** begin Records to process **

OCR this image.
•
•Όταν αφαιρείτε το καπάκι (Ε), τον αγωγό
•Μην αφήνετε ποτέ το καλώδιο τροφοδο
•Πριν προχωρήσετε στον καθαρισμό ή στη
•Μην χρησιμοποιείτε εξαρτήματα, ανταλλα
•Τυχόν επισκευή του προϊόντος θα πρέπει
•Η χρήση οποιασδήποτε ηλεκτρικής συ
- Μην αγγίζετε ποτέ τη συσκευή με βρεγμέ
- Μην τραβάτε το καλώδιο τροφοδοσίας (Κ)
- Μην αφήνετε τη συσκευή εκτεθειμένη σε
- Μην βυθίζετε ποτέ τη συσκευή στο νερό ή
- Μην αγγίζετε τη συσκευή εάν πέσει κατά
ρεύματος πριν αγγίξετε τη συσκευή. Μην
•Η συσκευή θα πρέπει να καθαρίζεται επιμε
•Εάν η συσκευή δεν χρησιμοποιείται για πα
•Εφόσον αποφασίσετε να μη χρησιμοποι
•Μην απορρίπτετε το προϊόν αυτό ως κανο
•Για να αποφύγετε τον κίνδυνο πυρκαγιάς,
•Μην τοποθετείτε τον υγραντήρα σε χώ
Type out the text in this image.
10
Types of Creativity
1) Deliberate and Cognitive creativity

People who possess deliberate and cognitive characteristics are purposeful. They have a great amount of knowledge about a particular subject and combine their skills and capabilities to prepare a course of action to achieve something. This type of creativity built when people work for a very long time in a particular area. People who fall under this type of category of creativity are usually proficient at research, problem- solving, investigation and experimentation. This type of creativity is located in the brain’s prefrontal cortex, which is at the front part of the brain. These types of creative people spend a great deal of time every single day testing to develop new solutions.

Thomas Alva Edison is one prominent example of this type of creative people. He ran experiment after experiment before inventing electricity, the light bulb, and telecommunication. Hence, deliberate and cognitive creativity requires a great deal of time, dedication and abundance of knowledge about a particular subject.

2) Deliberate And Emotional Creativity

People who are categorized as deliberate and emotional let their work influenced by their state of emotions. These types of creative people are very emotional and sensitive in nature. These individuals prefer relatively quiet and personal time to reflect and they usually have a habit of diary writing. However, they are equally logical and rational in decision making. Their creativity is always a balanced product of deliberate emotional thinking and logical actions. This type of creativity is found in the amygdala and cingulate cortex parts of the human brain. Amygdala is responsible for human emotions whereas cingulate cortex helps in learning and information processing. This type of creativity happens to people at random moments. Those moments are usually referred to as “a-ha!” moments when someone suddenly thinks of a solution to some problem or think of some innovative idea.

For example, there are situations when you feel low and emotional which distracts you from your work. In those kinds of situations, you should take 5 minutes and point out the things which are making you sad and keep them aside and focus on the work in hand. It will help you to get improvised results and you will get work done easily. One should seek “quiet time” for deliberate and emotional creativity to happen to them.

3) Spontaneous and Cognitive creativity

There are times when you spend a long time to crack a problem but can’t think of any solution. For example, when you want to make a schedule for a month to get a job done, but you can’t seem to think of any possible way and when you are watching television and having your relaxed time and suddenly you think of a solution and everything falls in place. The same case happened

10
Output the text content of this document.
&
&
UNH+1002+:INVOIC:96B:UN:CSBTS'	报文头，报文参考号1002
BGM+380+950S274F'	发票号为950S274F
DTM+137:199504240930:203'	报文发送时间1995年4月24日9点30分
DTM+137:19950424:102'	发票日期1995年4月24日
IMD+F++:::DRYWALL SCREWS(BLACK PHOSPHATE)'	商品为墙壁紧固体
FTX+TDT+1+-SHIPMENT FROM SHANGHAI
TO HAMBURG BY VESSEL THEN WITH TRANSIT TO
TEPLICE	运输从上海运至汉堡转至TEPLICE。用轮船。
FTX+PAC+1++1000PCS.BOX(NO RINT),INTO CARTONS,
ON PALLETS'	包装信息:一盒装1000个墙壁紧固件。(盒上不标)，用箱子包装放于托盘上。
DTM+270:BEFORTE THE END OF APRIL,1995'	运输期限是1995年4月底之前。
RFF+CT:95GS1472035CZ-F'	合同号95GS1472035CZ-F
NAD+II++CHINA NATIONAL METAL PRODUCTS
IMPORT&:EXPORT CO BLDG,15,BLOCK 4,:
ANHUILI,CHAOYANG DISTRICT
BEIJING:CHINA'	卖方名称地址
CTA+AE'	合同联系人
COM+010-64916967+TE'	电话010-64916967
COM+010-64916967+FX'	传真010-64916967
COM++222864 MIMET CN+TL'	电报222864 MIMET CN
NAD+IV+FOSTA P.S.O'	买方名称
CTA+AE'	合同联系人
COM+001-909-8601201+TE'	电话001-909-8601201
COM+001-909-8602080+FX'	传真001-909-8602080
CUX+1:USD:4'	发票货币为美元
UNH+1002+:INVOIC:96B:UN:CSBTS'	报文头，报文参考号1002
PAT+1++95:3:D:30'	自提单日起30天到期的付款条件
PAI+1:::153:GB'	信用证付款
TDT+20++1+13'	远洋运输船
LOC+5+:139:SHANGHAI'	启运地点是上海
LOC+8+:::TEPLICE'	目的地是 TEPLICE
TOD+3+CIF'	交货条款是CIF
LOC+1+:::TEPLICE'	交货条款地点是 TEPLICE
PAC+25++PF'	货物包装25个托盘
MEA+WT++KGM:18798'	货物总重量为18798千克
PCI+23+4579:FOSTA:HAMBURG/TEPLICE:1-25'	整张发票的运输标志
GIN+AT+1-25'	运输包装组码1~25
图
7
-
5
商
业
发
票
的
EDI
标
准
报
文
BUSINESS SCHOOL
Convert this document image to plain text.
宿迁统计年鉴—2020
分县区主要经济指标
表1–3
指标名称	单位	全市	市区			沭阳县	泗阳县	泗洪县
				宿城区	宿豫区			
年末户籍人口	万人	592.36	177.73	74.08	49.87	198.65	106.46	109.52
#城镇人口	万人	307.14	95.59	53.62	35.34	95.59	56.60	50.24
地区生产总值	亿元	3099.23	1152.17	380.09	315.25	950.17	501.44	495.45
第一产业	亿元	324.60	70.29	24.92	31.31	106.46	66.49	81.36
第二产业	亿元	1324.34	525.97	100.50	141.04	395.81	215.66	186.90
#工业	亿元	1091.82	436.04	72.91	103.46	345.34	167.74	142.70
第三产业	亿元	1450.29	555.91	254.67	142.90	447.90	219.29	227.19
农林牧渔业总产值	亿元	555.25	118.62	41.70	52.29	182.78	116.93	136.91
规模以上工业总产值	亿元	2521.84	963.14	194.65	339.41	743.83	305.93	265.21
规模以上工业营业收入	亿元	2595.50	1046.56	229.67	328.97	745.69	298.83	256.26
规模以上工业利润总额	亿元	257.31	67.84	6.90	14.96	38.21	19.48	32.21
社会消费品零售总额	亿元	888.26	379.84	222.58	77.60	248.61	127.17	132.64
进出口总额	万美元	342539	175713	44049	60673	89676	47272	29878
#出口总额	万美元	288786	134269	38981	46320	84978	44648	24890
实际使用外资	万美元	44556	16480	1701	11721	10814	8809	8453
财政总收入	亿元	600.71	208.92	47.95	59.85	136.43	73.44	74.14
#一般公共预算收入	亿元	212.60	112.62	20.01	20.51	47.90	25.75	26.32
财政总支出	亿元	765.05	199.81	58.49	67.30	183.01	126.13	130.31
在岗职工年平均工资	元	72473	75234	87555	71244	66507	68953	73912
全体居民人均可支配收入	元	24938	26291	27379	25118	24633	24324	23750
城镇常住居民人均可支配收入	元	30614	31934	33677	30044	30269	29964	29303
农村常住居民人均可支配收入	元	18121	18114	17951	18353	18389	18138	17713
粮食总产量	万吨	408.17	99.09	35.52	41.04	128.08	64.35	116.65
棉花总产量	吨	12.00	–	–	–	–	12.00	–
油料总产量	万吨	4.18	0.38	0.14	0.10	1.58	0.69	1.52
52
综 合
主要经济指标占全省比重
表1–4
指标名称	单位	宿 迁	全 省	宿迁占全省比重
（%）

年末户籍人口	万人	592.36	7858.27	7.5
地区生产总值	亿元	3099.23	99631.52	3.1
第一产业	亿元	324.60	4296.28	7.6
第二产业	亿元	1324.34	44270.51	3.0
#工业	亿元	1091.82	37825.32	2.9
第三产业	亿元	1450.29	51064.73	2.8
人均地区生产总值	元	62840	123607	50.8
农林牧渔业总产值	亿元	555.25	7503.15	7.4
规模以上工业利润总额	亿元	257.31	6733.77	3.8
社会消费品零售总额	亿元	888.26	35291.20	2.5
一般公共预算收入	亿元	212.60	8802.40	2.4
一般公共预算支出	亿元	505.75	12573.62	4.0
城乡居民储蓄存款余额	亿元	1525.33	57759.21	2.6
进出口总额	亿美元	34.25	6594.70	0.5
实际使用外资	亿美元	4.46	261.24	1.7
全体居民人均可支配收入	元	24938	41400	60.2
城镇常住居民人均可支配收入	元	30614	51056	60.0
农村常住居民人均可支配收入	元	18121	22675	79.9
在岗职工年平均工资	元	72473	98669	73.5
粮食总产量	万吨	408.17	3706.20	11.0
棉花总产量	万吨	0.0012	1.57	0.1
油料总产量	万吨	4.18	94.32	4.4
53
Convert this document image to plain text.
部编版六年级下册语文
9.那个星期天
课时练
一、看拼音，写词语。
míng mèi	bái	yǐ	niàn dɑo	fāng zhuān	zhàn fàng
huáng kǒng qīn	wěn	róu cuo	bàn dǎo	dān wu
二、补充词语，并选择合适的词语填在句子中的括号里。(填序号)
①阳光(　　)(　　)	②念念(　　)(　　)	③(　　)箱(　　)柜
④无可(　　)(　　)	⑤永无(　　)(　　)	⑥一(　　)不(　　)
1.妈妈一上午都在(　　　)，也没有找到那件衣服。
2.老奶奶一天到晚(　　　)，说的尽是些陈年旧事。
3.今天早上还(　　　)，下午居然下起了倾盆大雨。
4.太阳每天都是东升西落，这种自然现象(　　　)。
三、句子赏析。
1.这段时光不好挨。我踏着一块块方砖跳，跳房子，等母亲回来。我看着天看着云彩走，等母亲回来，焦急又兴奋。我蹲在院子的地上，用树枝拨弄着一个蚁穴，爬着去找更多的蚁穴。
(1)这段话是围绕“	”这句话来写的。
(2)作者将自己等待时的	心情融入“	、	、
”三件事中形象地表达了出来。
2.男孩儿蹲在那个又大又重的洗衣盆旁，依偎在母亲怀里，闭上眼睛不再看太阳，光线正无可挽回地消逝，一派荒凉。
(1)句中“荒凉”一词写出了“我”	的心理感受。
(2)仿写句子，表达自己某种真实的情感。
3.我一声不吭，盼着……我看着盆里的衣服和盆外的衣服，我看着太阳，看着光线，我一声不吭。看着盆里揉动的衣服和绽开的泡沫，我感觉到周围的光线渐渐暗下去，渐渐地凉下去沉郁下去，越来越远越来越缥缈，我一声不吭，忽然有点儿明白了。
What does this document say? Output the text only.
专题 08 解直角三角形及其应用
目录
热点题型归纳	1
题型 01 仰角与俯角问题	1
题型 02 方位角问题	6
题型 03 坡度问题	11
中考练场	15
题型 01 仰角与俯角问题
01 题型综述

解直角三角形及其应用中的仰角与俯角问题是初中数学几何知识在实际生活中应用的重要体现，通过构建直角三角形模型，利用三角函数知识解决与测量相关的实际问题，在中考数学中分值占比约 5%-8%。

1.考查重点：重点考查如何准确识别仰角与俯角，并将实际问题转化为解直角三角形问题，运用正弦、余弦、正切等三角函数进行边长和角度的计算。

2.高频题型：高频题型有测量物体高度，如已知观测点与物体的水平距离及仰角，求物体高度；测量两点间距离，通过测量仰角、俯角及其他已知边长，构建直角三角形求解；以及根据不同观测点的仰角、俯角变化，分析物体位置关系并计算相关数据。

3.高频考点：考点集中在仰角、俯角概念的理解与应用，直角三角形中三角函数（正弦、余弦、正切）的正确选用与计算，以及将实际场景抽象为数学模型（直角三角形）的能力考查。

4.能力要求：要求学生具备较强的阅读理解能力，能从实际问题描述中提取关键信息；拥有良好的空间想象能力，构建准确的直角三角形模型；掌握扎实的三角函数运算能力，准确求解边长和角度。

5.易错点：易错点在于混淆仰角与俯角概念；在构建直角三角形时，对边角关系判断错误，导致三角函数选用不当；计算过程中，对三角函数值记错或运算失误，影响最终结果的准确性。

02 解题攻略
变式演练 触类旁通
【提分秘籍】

** end Records to process **

Aim
State how many lines of the data include the word "全体居民人均可支配收入", with nothing else.

Solution for this task
2